Exercise brief:
Look over the lines below. Report each one that includes the string "grid".

Extracted information:
---*---
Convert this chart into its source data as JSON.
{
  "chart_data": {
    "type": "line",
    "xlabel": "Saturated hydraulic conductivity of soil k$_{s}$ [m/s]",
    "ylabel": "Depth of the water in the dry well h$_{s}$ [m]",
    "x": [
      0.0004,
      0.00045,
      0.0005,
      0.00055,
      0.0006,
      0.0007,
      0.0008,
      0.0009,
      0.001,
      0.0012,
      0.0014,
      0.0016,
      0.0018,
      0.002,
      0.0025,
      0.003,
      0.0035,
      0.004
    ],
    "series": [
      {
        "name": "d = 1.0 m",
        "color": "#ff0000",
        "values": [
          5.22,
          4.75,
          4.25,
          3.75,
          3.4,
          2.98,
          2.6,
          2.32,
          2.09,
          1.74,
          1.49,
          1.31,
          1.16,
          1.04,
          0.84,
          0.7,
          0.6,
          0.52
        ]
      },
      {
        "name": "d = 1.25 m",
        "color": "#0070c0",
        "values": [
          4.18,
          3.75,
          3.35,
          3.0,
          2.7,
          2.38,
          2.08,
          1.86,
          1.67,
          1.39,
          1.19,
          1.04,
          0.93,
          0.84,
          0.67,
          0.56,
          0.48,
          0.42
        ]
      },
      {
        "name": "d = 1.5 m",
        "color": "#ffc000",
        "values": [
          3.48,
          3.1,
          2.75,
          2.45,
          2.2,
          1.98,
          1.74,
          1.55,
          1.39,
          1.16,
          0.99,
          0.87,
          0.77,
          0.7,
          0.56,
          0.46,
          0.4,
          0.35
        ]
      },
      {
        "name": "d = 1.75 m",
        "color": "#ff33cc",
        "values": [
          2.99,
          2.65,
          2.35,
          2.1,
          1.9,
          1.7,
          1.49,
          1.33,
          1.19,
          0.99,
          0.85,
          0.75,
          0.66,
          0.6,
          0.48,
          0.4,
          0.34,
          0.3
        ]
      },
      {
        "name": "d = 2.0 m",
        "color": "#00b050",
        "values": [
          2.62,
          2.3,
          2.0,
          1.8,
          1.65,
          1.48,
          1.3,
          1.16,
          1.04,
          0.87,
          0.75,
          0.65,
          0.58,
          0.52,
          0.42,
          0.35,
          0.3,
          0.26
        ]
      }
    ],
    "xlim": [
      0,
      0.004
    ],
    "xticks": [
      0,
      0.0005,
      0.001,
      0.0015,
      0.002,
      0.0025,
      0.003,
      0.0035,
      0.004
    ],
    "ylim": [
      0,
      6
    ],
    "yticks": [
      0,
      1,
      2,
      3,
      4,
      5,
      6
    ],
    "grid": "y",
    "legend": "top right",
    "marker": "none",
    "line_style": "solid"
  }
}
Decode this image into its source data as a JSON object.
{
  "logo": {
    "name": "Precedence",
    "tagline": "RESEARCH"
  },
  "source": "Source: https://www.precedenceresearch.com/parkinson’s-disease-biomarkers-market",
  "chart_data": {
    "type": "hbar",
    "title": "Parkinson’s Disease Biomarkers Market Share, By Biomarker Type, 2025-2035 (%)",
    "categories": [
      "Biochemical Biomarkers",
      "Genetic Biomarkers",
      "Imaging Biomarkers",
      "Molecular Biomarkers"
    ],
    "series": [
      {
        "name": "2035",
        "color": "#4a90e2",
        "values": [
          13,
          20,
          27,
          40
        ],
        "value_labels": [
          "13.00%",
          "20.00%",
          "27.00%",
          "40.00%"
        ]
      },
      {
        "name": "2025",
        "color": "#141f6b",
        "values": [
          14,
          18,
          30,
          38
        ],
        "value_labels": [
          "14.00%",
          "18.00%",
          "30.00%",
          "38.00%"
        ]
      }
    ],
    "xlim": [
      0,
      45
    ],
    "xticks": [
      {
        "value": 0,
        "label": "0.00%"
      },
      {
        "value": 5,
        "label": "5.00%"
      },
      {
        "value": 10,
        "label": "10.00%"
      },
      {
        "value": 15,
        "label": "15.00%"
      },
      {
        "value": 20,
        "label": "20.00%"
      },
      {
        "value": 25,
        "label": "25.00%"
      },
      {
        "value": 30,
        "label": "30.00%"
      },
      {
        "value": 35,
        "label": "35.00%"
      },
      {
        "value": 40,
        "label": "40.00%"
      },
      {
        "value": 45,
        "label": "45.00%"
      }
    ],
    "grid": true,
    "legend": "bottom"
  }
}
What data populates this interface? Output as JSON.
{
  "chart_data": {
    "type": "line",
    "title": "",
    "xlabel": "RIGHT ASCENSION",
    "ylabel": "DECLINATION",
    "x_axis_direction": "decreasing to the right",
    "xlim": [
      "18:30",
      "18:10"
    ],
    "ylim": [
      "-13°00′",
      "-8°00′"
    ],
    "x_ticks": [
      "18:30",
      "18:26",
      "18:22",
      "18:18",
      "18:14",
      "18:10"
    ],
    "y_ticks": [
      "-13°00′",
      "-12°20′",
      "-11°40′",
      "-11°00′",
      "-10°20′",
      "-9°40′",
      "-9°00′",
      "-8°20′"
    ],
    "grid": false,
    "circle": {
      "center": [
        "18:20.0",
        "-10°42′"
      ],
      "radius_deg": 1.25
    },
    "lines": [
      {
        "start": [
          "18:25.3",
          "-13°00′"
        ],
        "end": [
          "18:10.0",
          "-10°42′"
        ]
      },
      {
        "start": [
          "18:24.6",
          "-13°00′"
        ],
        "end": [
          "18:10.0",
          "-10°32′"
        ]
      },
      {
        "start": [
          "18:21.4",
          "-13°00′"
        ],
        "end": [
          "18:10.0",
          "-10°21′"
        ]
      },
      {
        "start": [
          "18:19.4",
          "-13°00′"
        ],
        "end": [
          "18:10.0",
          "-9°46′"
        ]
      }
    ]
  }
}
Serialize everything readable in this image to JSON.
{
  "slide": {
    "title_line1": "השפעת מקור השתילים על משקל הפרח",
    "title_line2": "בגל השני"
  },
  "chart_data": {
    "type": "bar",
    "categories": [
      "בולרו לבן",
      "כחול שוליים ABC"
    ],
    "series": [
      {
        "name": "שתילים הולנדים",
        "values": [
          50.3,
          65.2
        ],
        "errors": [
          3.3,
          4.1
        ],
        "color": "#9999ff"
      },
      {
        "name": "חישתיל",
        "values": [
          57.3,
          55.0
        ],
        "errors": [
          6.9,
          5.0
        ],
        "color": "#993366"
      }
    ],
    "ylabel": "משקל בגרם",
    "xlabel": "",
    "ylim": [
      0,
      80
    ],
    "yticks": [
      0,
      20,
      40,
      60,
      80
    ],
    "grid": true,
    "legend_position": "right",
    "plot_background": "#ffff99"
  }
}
---*---
Task answer:
    "grid": "y",
    "grid": true,
    "grid": false,
    "grid": true,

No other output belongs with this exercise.